* Available records:

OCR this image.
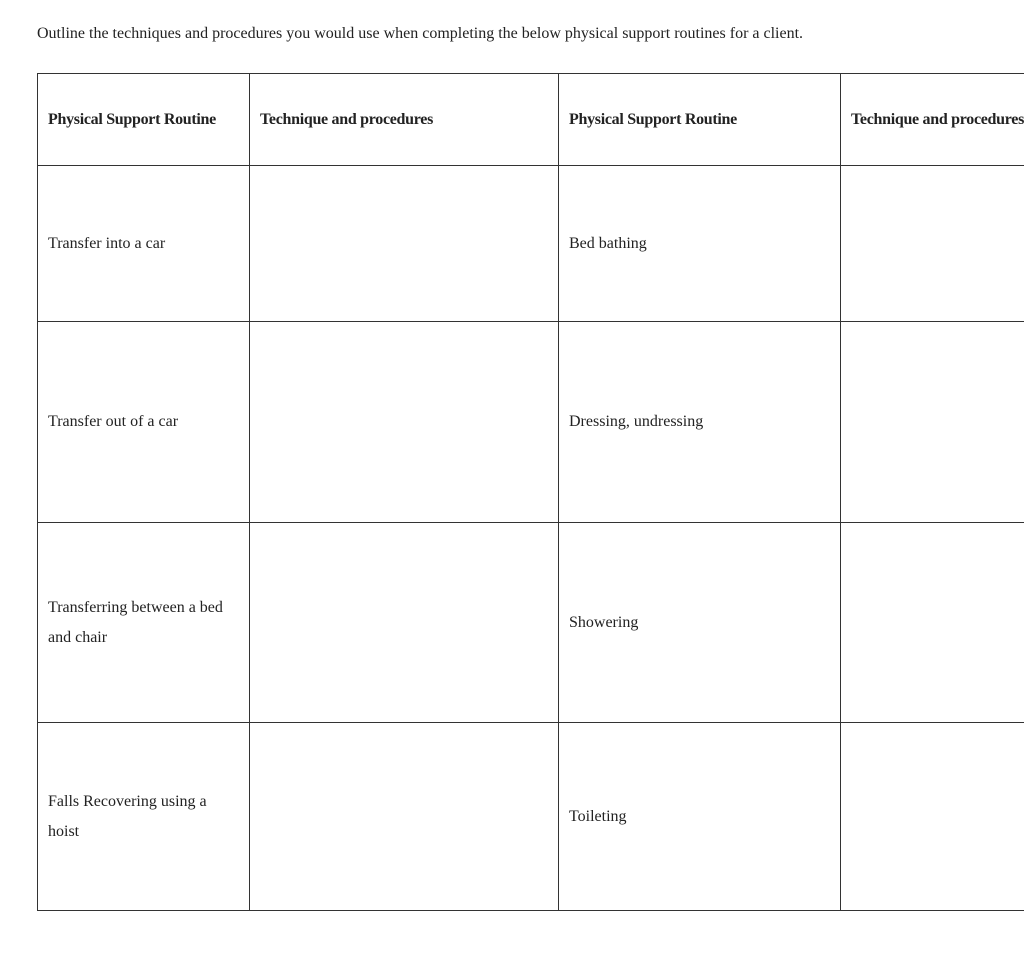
Outline the techniques and procedures you would use when completing the below physical support routines for a client.

Physical Support Routine	Technique and procedures	Physical Support Routine	Technique and procedures
Transfer into a car		Bed bathing	
Transfer out of a car		Dressing, undressing	
Transferring between a bed and chair		Showering	
Falls Recovering using a hoist		Toileting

* Short exercise: Search the lines for "procedures". Copy each line that has it.

* Full solution:
Outline the techniques and procedures you would use when completing the below physical support routines for a client.
Physical Support Routine	Technique and procedures	Physical Support Routine	Technique and procedures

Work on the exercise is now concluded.